>> begin

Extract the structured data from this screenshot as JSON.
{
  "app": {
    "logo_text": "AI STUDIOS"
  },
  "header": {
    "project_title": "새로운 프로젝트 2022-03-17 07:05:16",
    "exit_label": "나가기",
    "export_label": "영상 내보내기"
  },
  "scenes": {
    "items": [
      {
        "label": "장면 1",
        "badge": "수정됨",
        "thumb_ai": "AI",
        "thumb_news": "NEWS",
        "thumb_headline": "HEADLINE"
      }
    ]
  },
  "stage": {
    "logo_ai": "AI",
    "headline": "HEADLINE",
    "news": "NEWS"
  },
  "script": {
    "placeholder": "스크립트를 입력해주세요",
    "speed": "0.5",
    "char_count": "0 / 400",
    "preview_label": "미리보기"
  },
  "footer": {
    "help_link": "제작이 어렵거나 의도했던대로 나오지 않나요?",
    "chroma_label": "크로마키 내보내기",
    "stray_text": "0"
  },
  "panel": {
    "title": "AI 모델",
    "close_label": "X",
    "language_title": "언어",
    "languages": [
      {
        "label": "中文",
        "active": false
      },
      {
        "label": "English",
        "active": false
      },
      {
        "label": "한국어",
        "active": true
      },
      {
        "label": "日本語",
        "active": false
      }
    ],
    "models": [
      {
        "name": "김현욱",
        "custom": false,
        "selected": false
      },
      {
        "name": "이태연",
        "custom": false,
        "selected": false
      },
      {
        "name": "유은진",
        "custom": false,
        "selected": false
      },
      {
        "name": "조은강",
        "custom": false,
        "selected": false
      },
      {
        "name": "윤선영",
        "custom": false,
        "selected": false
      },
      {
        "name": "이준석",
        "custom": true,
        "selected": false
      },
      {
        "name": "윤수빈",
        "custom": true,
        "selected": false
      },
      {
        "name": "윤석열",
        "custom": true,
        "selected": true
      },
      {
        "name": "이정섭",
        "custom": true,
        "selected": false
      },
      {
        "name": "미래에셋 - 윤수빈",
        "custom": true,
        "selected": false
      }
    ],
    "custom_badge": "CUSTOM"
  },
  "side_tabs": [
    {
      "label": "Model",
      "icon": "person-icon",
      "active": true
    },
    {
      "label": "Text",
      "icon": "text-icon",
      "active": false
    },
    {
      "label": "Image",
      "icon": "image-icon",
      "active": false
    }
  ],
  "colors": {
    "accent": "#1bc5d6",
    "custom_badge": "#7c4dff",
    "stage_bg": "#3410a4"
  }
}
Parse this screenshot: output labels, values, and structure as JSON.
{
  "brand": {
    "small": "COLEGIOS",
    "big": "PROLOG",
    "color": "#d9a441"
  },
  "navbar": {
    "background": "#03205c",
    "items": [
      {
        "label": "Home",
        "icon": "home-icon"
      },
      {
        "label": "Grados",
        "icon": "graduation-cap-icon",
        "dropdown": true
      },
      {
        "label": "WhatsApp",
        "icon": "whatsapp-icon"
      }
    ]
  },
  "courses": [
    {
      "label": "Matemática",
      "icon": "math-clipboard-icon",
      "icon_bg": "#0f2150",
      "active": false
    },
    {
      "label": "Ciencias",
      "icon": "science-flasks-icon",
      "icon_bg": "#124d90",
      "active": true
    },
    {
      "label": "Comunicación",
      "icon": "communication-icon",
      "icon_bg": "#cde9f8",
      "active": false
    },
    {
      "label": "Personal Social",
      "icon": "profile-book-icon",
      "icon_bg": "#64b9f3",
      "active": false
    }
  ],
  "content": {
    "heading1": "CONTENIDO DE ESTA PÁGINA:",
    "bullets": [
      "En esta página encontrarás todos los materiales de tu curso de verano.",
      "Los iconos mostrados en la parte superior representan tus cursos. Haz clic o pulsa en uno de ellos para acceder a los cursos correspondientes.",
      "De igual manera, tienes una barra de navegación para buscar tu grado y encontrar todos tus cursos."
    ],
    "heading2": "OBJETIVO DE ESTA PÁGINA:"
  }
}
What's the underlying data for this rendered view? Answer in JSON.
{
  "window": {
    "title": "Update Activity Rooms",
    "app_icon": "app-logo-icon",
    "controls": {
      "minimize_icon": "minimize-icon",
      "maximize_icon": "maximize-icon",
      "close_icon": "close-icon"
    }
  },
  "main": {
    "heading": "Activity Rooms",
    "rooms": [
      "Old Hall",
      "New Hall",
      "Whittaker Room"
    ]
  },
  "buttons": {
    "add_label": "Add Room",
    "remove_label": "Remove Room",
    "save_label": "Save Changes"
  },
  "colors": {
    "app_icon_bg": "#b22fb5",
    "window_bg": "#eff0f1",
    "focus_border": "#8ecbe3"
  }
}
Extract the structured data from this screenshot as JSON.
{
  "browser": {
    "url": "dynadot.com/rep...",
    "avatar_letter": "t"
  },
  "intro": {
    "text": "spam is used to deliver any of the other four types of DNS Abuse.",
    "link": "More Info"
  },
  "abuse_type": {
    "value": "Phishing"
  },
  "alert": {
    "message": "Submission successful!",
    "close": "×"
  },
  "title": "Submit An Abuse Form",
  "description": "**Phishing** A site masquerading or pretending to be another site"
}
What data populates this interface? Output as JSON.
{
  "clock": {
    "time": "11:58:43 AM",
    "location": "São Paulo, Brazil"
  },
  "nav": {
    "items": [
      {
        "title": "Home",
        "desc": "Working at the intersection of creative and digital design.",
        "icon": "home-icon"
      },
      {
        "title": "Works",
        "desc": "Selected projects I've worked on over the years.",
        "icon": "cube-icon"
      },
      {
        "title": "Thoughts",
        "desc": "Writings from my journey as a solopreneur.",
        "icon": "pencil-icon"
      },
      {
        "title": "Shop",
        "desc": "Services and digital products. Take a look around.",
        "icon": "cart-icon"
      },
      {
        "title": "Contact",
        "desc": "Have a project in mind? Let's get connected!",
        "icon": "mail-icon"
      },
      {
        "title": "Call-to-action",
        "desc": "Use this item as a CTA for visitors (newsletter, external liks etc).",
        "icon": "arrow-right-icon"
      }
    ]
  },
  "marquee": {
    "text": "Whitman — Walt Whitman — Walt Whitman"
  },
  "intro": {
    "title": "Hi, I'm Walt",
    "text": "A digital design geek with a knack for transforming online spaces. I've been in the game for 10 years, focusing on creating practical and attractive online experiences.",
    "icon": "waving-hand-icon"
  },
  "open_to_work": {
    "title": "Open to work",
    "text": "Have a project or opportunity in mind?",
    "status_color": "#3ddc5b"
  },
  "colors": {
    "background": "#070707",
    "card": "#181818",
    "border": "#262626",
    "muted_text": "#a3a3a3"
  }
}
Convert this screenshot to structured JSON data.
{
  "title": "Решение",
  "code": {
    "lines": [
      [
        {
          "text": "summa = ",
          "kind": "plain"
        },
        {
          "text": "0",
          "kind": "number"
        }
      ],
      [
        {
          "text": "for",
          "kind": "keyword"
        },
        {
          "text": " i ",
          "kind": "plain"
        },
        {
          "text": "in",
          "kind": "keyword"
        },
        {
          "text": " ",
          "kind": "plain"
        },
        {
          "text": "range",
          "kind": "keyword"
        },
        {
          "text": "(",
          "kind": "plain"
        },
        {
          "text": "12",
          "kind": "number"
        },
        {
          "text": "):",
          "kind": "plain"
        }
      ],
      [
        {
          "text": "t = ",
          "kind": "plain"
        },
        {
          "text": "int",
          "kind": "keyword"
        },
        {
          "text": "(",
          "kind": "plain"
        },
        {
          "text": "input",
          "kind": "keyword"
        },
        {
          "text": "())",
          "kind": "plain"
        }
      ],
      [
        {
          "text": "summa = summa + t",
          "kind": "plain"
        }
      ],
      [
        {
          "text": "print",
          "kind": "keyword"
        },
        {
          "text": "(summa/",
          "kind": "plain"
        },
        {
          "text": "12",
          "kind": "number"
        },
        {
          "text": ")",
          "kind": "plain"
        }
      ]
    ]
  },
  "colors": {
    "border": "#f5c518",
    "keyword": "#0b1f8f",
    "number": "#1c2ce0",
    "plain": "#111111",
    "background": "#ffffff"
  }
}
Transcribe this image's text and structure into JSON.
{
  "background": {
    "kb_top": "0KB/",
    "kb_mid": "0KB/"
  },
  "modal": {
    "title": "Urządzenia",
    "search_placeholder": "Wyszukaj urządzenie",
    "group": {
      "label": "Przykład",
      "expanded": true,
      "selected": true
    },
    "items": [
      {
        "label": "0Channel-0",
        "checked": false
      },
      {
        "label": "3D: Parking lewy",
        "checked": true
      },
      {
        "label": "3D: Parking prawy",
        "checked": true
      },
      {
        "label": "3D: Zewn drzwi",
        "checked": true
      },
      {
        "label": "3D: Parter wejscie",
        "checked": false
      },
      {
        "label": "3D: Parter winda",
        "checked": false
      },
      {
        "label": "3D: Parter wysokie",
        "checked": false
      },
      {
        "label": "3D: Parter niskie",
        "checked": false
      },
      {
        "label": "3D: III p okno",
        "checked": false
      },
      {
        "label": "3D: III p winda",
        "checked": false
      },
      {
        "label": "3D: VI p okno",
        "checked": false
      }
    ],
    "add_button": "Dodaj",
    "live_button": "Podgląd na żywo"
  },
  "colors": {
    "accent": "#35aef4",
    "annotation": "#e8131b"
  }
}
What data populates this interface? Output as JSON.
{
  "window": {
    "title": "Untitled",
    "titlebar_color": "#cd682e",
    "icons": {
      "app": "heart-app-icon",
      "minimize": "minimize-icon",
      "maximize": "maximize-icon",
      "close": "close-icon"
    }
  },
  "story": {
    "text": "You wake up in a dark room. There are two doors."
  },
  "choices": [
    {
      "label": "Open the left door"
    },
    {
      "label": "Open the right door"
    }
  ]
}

>> end

- To do -
Look through the entries and return every line where "digital" appears.

- Result -
        "desc": "Working at the intersection of creative and digital design.",
        "desc": "Services and digital products. Take a look around.",
    "text": "A digital design geek with a knack for transforming online spaces. I've been in the game for 10 years, focusing on creating practical and attractive online experiences.",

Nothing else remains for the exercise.